** start Supplied material **
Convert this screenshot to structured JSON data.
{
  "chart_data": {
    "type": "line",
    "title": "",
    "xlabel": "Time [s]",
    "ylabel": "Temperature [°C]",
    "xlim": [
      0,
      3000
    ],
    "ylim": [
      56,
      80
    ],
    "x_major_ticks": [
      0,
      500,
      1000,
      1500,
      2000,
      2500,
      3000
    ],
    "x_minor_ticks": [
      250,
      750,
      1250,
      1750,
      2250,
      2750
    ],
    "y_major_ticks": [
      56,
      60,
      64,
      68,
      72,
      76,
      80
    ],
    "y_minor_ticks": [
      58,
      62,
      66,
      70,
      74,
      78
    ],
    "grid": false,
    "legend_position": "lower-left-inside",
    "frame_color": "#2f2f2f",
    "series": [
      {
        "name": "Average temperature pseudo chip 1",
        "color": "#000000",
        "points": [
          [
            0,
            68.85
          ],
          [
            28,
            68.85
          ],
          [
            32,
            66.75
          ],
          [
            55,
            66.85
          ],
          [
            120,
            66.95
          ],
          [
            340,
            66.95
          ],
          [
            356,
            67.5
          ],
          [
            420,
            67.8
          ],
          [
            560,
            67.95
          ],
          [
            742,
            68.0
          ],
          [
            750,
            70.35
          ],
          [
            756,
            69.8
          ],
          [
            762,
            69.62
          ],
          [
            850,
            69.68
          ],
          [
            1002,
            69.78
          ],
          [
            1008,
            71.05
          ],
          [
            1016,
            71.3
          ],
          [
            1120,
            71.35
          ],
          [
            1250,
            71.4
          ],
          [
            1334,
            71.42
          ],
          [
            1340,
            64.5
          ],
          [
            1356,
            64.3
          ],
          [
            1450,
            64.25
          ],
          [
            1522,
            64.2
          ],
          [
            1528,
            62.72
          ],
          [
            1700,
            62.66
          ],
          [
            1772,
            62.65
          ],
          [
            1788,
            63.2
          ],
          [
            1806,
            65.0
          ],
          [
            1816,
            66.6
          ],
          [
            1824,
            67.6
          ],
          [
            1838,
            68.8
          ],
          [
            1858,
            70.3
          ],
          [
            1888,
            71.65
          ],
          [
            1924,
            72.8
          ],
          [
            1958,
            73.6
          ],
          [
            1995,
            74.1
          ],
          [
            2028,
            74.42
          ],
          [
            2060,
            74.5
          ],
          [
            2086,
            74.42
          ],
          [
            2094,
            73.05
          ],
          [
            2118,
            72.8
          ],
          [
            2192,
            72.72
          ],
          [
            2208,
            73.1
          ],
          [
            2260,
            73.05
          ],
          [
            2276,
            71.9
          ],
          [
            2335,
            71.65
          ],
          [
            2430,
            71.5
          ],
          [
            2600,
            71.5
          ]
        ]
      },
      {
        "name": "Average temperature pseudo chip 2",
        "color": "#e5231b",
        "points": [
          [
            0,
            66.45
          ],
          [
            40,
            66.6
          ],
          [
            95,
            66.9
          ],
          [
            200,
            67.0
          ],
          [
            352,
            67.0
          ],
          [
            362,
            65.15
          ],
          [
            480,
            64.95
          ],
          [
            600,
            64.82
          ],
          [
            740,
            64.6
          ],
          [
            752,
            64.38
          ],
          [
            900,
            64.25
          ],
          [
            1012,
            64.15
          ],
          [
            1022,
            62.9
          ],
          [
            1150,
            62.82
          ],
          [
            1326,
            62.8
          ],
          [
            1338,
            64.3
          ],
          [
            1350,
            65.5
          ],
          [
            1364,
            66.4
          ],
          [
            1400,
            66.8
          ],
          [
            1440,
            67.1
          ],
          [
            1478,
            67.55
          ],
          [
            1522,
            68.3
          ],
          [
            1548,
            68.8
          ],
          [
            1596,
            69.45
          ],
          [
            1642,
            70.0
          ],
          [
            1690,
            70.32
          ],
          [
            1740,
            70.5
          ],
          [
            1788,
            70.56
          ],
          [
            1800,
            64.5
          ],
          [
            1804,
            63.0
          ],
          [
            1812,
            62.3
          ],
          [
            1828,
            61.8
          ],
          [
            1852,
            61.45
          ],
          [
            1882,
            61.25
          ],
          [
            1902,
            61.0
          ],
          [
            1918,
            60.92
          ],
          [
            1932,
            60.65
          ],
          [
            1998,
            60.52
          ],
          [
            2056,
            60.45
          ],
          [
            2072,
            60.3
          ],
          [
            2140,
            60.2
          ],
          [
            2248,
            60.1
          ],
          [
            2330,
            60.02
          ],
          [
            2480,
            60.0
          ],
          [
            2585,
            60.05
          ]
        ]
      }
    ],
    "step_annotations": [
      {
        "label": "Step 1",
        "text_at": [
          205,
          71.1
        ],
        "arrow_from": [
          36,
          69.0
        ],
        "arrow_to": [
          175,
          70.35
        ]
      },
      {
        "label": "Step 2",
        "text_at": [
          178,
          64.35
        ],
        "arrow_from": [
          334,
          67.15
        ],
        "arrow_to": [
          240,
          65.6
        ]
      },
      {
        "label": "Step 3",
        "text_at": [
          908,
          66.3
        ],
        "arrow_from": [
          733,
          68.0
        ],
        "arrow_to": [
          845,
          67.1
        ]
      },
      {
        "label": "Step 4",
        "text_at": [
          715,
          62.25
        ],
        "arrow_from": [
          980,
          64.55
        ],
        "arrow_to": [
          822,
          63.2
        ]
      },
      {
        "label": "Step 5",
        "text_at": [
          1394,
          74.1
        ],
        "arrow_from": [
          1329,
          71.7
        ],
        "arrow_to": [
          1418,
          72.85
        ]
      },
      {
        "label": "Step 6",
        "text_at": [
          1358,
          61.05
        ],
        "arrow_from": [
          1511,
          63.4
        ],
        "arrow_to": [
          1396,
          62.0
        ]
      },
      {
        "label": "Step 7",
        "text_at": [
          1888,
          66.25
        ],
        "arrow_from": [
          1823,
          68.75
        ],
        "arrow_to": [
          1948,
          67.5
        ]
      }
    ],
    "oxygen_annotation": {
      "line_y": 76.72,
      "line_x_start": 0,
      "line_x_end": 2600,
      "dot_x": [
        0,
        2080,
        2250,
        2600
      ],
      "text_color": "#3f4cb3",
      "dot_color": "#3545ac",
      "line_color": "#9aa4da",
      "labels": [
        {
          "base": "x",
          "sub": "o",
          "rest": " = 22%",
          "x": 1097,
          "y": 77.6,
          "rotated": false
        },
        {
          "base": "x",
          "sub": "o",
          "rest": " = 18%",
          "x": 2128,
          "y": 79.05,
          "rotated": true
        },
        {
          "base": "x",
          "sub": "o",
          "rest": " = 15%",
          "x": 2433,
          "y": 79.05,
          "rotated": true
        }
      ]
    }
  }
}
** end Supplied material **
Exercise goal = Print every record above exactly as written.

Result for this exercise =
Convert this screenshot to structured JSON data.
{
  "chart_data": {
    "type": "line",
    "title": "",
    "xlabel": "Time [s]",
    "ylabel": "Temperature [°C]",
    "xlim": [
      0,
      3000
    ],
    "ylim": [
      56,
      80
    ],
    "x_major_ticks": [
      0,
      500,
      1000,
      1500,
      2000,
      2500,
      3000
    ],
    "x_minor_ticks": [
      250,
      750,
      1250,
      1750,
      2250,
      2750
    ],
    "y_major_ticks": [
      56,
      60,
      64,
      68,
      72,
      76,
      80
    ],
    "y_minor_ticks": [
      58,
      62,
      66,
      70,
      74,
      78
    ],
    "grid": false,
    "legend_position": "lower-left-inside",
    "frame_color": "#2f2f2f",
    "series": [
      {
        "name": "Average temperature pseudo chip 1",
        "color": "#000000",
        "points": [
          [
            0,
            68.85
          ],
          [
            28,
            68.85
          ],
          [
            32,
            66.75
          ],
          [
            55,
            66.85
          ],
          [
            120,
            66.95
          ],
          [
            340,
            66.95
          ],
          [
            356,
            67.5
          ],
          [
            420,
            67.8
          ],
          [
            560,
            67.95
          ],
          [
            742,
            68.0
          ],
          [
            750,
            70.35
          ],
          [
            756,
            69.8
          ],
          [
            762,
            69.62
          ],
          [
            850,
            69.68
          ],
          [
            1002,
            69.78
          ],
          [
            1008,
            71.05
          ],
          [
            1016,
            71.3
          ],
          [
            1120,
            71.35
          ],
          [
            1250,
            71.4
          ],
          [
            1334,
            71.42
          ],
          [
            1340,
            64.5
          ],
          [
            1356,
            64.3
          ],
          [
            1450,
            64.25
          ],
          [
            1522,
            64.2
          ],
          [
            1528,
            62.72
          ],
          [
            1700,
            62.66
          ],
          [
            1772,
            62.65
          ],
          [
            1788,
            63.2
          ],
          [
            1806,
            65.0
          ],
          [
            1816,
            66.6
          ],
          [
            1824,
            67.6
          ],
          [
            1838,
            68.8
          ],
          [
            1858,
            70.3
          ],
          [
            1888,
            71.65
          ],
          [
            1924,
            72.8
          ],
          [
            1958,
            73.6
          ],
          [
            1995,
            74.1
          ],
          [
            2028,
            74.42
          ],
          [
            2060,
            74.5
          ],
          [
            2086,
            74.42
          ],
          [
            2094,
            73.05
          ],
          [
            2118,
            72.8
          ],
          [
            2192,
            72.72
          ],
          [
            2208,
            73.1
          ],
          [
            2260,
            73.05
          ],
          [
            2276,
            71.9
          ],
          [
            2335,
            71.65
          ],
          [
            2430,
            71.5
          ],
          [
            2600,
            71.5
          ]
        ]
      },
      {
        "name": "Average temperature pseudo chip 2",
        "color": "#e5231b",
        "points": [
          [
            0,
            66.45
          ],
          [
            40,
            66.6
          ],
          [
            95,
            66.9
          ],
          [
            200,
            67.0
          ],
          [
            352,
            67.0
          ],
          [
            362,
            65.15
          ],
          [
            480,
            64.95
          ],
          [
            600,
            64.82
          ],
          [
            740,
            64.6
          ],
          [
            752,
            64.38
          ],
          [
            900,
            64.25
          ],
          [
            1012,
            64.15
          ],
          [
            1022,
            62.9
          ],
          [
            1150,
            62.82
          ],
          [
            1326,
            62.8
          ],
          [
            1338,
            64.3
          ],
          [
            1350,
            65.5
          ],
          [
            1364,
            66.4
          ],
          [
            1400,
            66.8
          ],
          [
            1440,
            67.1
          ],
          [
            1478,
            67.55
          ],
          [
            1522,
            68.3
          ],
          [
            1548,
            68.8
          ],
          [
            1596,
            69.45
          ],
          [
            1642,
            70.0
          ],
          [
            1690,
            70.32
          ],
          [
            1740,
            70.5
          ],
          [
            1788,
            70.56
          ],
          [
            1800,
            64.5
          ],
          [
            1804,
            63.0
          ],
          [
            1812,
            62.3
          ],
          [
            1828,
            61.8
          ],
          [
            1852,
            61.45
          ],
          [
            1882,
            61.25
          ],
          [
            1902,
            61.0
          ],
          [
            1918,
            60.92
          ],
          [
            1932,
            60.65
          ],
          [
            1998,
            60.52
          ],
          [
            2056,
            60.45
          ],
          [
            2072,
            60.3
          ],
          [
            2140,
            60.2
          ],
          [
            2248,
            60.1
          ],
          [
            2330,
            60.02
          ],
          [
            2480,
            60.0
          ],
          [
            2585,
            60.05
          ]
        ]
      }
    ],
    "step_annotations": [
      {
        "label": "Step 1",
        "text_at": [
          205,
          71.1
        ],
        "arrow_from": [
          36,
          69.0
        ],
        "arrow_to": [
          175,
          70.35
        ]
      },
      {
        "label": "Step 2",
        "text_at": [
          178,
          64.35
        ],
        "arrow_from": [
          334,
          67.15
        ],
        "arrow_to": [
          240,
          65.6
        ]
      },
      {
        "label": "Step 3",
        "text_at": [
          908,
          66.3
        ],
        "arrow_from": [
          733,
          68.0
        ],
        "arrow_to": [
          845,
          67.1
        ]
      },
      {
        "label": "Step 4",
        "text_at": [
          715,
          62.25
        ],
        "arrow_from": [
          980,
          64.55
        ],
        "arrow_to": [
          822,
          63.2
        ]
      },
      {
        "label": "Step 5",
        "text_at": [
          1394,
          74.1
        ],
        "arrow_from": [
          1329,
          71.7
        ],
        "arrow_to": [
          1418,
          72.85
        ]
      },
      {
        "label": "Step 6",
        "text_at": [
          1358,
          61.05
        ],
        "arrow_from": [
          1511,
          63.4
        ],
        "arrow_to": [
          1396,
          62.0
        ]
      },
      {
        "label": "Step 7",
        "text_at": [
          1888,
          66.25
        ],
        "arrow_from": [
          1823,
          68.75
        ],
        "arrow_to": [
          1948,
          67.5
        ]
      }
    ],
    "oxygen_annotation": {
      "line_y": 76.72,
      "line_x_start": 0,
      "line_x_end": 2600,
      "dot_x": [
        0,
        2080,
        2250,
        2600
      ],
      "text_color": "#3f4cb3",
      "dot_color": "#3545ac",
      "line_color": "#9aa4da",
      "labels": [
        {
          "base": "x",
          "sub": "o",
          "rest": " = 22%",
          "x": 1097,
          "y": 77.6,
          "rotated": false
        },
        {
          "base": "x",
          "sub": "o",
          "rest": " = 18%",
          "x": 2128,
          "y": 79.05,
          "rotated": true
        },
        {
          "base": "x",
          "sub": "o",
          "rest": " = 15%",
          "x": 2433,
          "y": 79.05,
          "rotated": true
        }
      ]
    }
  }
}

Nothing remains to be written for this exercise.